Write out the material exactly, with the pictures left out.
• • •
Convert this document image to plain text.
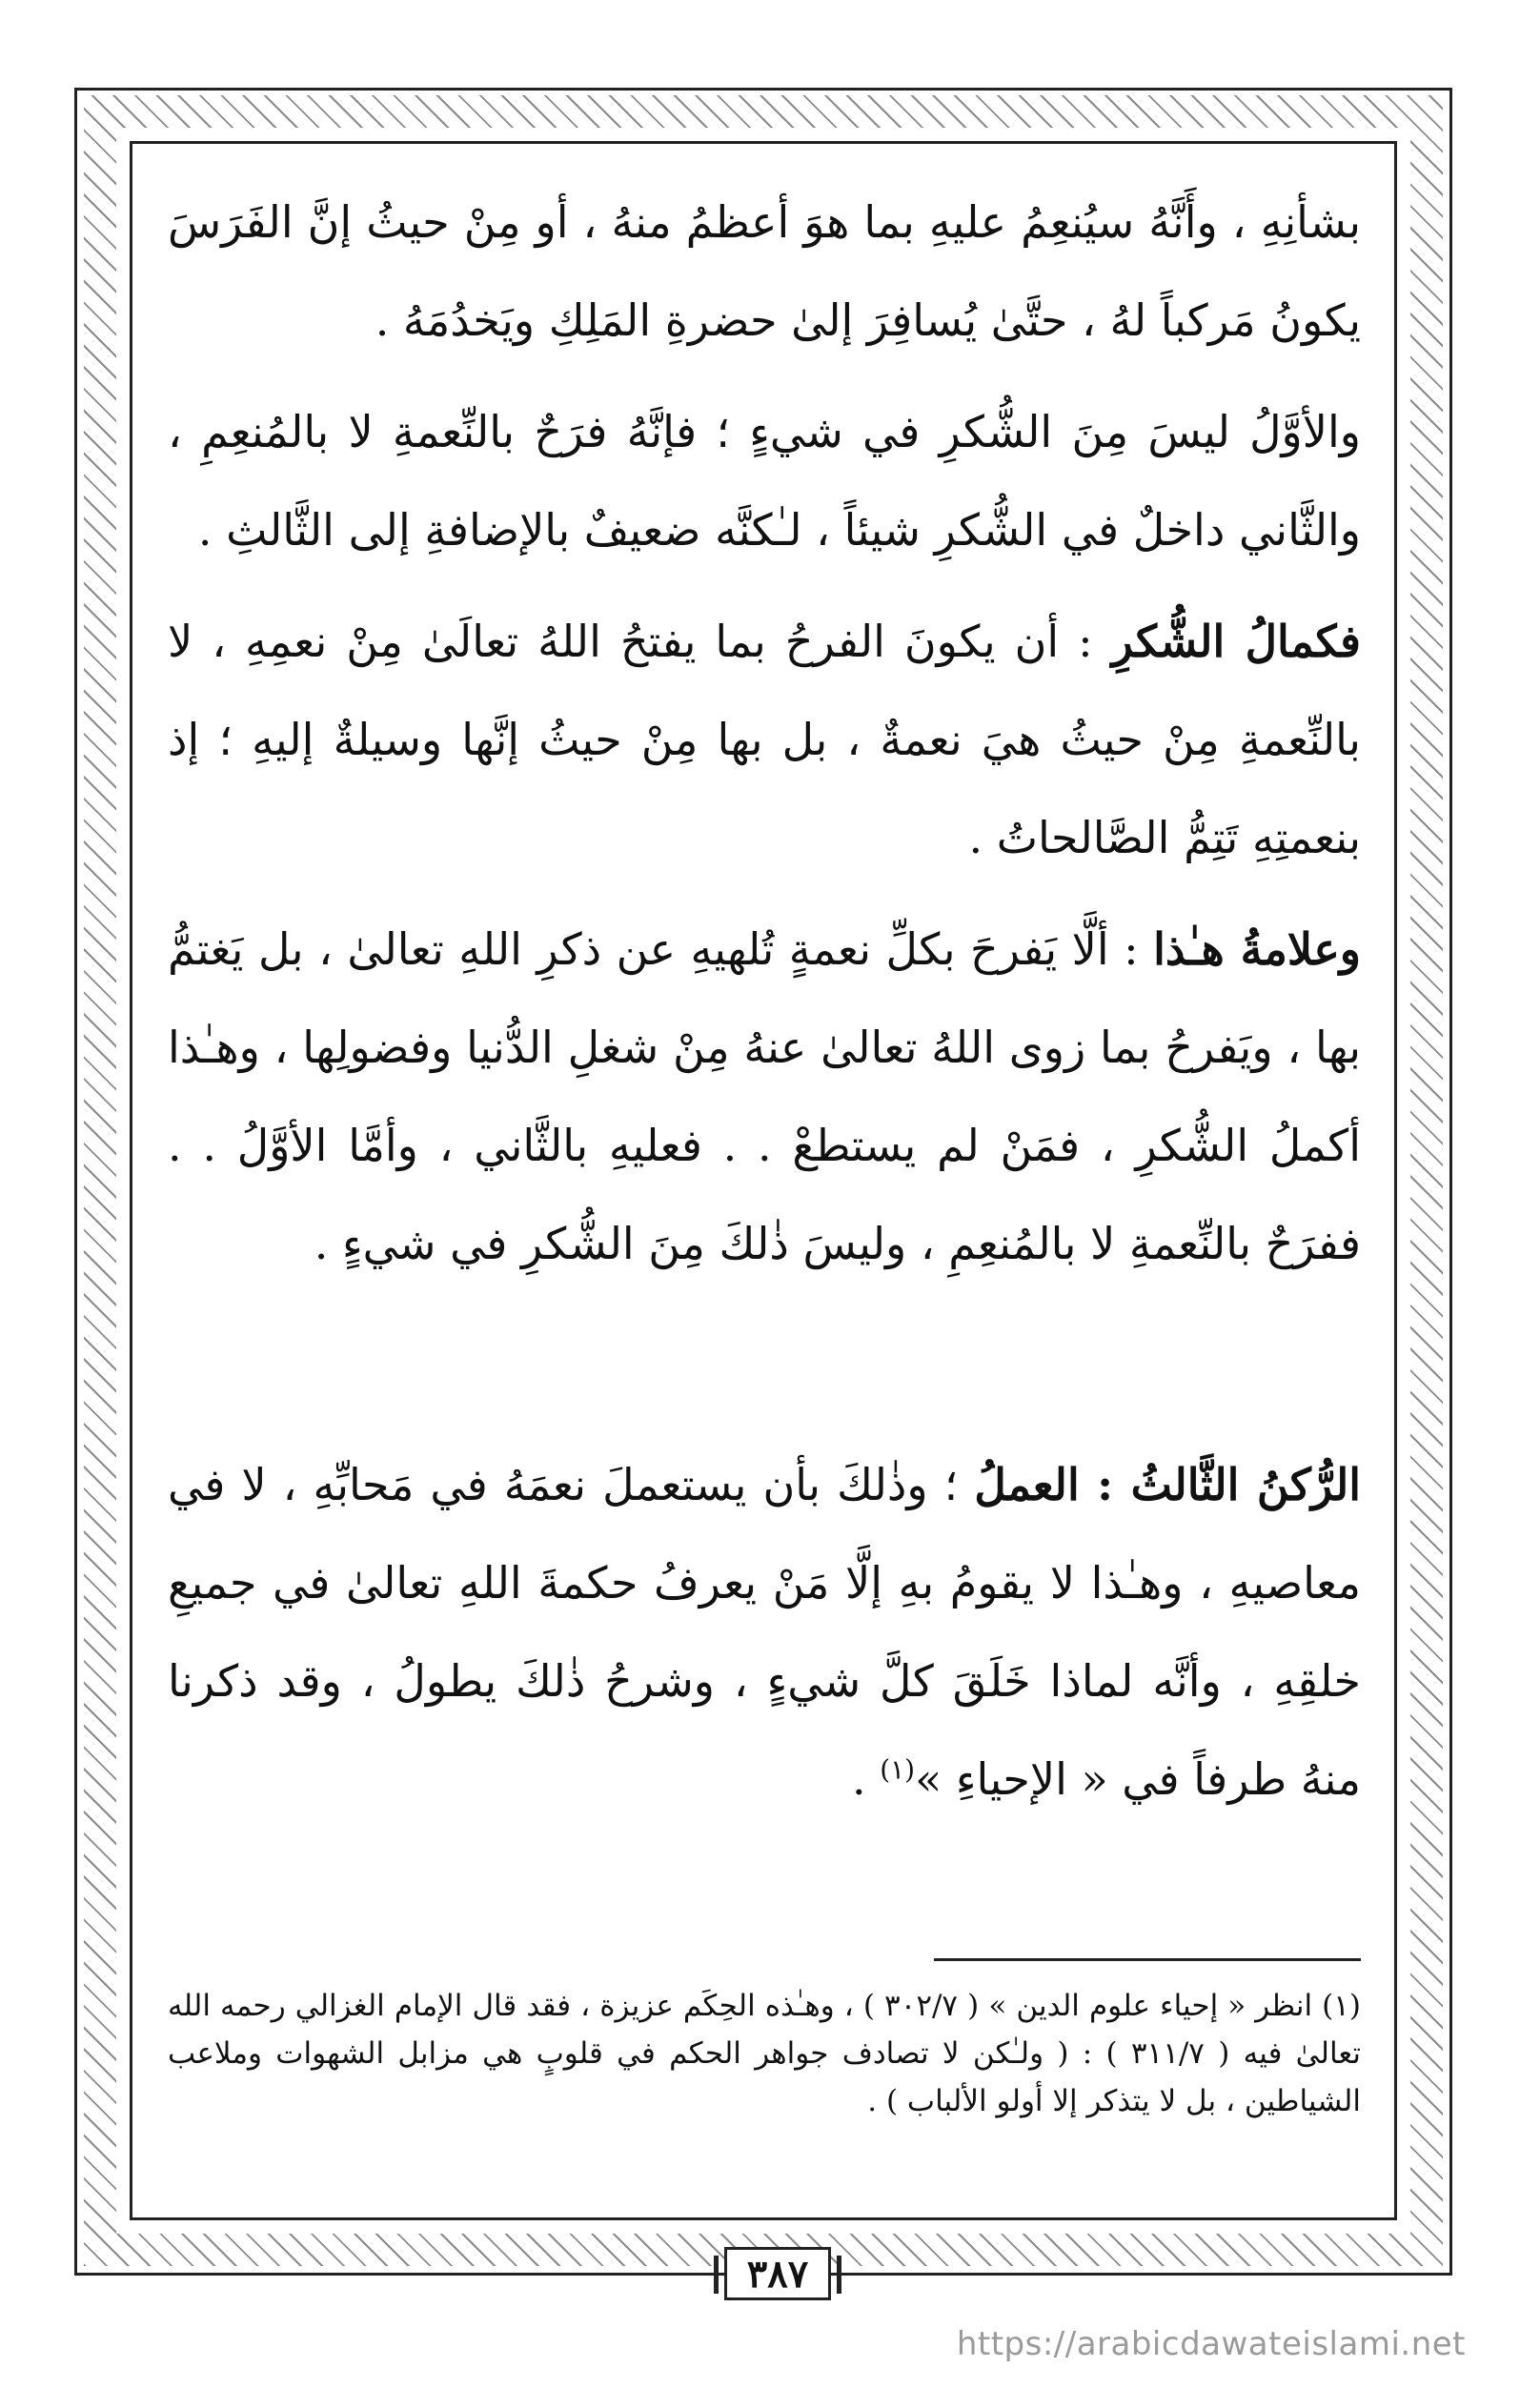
بشأنِهِ ، وأَنَّهُ سيُنعِمُ عليهِ بما هوَ أعظمُ منهُ ، أو مِنْ حيثُ إنَّ الفَرَسَ يكونُ مَركباً لهُ ، حتَّىٰ يُسافِرَ إلىٰ حضرةِ المَلِكِ ويَخدُمَهُ .

والأوَّلُ ليسَ مِنَ الشُّكرِ في شيءٍ ؛ فإنَّهُ فرَحٌ بالنِّعمةِ لا بالمُنعِمِ ، والثَّاني داخلٌ في الشُّكرِ شيئاً ، لـٰكنَّه ضعيفٌ بالإضافةِ إلى الثَّالثِ .

فكمالُ الشُّكرِ : أن يكونَ الفرحُ بما يفتحُ اللهُ تعالَىٰ مِنْ نعمِهِ ، لا بالنِّعمةِ مِنْ حيثُ هيَ نعمةٌ ، بل بها مِنْ حيثُ إنَّها وسيلةٌ إليهِ ؛ إذ بنعمتِهِ تَتِمُّ الصَّالحاتُ .

وعلامةُ هـٰذا : ألَّا يَفرحَ بكلِّ نعمةٍ تُلهيهِ عن ذكرِ اللهِ تعالىٰ ، بل يَغتمُّ بها ، ويَفرحُ بما زوى اللهُ تعالىٰ عنهُ مِنْ شغلِ الدُّنيا وفضولِها ، وهـٰذا أكملُ الشُّكرِ ، فمَنْ لم يستطعْ . . فعليهِ بالثَّاني ، وأمَّا الأوَّلُ . . ففرَحٌ بالنِّعمةِ لا بالمُنعِمِ ، وليسَ ذٰلكَ مِنَ الشُّكرِ في شيءٍ .

الرُّكنُ الثَّالثُ : العملُ ؛ وذٰلكَ بأن يستعملَ نعمَهُ في مَحابِّهِ ، لا في معاصيهِ ، وهـٰذا لا يقومُ بهِ إلَّا مَنْ يعرفُ حكمةَ اللهِ تعالىٰ في جميعِ خلقِهِ ، وأنَّه لماذا خَلَقَ كلَّ شيءٍ ، وشرحُ ذٰلكَ يطولُ ، وقد ذكرنا منهُ طرفاً في « الإحياءِ »$^{(١)}$ .

(١) انظر « إحياء علوم الدين » ( ٣٠٢/٧ ) ، وهـٰذه الحِكَم عزيزة ، فقد قال الإمام الغزالي رحمه الله تعالىٰ فيه ( ٣١١/٧ ) : ( ولـٰكن لا تصادف جواهر الحكم في قلوبٍ هي مزابل الشهوات وملاعب الشياطين ، بل لا يتذكر إلا أولو الألباب ) .

٣٨٧
https://arabicdawateislami.net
• • •
> **Written response**
Convert this document image to plain text.
بشأنِهِ ، وأَنَّهُ سيُنعِمُ عليهِ بما هوَ أعظمُ منهُ ، أو مِنْ حيثُ إنَّ الفَرَسَ يكونُ مَركباً لهُ ، حتَّىٰ يُسافِرَ إلىٰ حضرةِ المَلِكِ ويَخدُمَهُ .

والأوَّلُ ليسَ مِنَ الشُّكرِ في شيءٍ ؛ فإنَّهُ فرَحٌ بالنِّعمةِ لا بالمُنعِمِ ، والثَّاني داخلٌ في الشُّكرِ شيئاً ، لـٰكنَّه ضعيفٌ بالإضافةِ إلى الثَّالثِ .

فكمالُ الشُّكرِ : أن يكونَ الفرحُ بما يفتحُ اللهُ تعالَىٰ مِنْ نعمِهِ ، لا بالنِّعمةِ مِنْ حيثُ هيَ نعمةٌ ، بل بها مِنْ حيثُ إنَّها وسيلةٌ إليهِ ؛ إذ بنعمتِهِ تَتِمُّ الصَّالحاتُ .

وعلامةُ هـٰذا : ألَّا يَفرحَ بكلِّ نعمةٍ تُلهيهِ عن ذكرِ اللهِ تعالىٰ ، بل يَغتمُّ بها ، ويَفرحُ بما زوى اللهُ تعالىٰ عنهُ مِنْ شغلِ الدُّنيا وفضولِها ، وهـٰذا أكملُ الشُّكرِ ، فمَنْ لم يستطعْ . . فعليهِ بالثَّاني ، وأمَّا الأوَّلُ . . ففرَحٌ بالنِّعمةِ لا بالمُنعِمِ ، وليسَ ذٰلكَ مِنَ الشُّكرِ في شيءٍ .

الرُّكنُ الثَّالثُ : العملُ ؛ وذٰلكَ بأن يستعملَ نعمَهُ في مَحابِّهِ ، لا في معاصيهِ ، وهـٰذا لا يقومُ بهِ إلَّا مَنْ يعرفُ حكمةَ اللهِ تعالىٰ في جميعِ خلقِهِ ، وأنَّه لماذا خَلَقَ كلَّ شيءٍ ، وشرحُ ذٰلكَ يطولُ ، وقد ذكرنا منهُ طرفاً في « الإحياءِ »$^{(١)}$ .

(١) انظر « إحياء علوم الدين » ( ٣٠٢/٧ ) ، وهـٰذه الحِكَم عزيزة ، فقد قال الإمام الغزالي رحمه الله تعالىٰ فيه ( ٣١١/٧ ) : ( ولـٰكن لا تصادف جواهر الحكم في قلوبٍ هي مزابل الشهوات وملاعب الشياطين ، بل لا يتذكر إلا أولو الألباب ) .

٣٨٧
https://arabicdawateislami.net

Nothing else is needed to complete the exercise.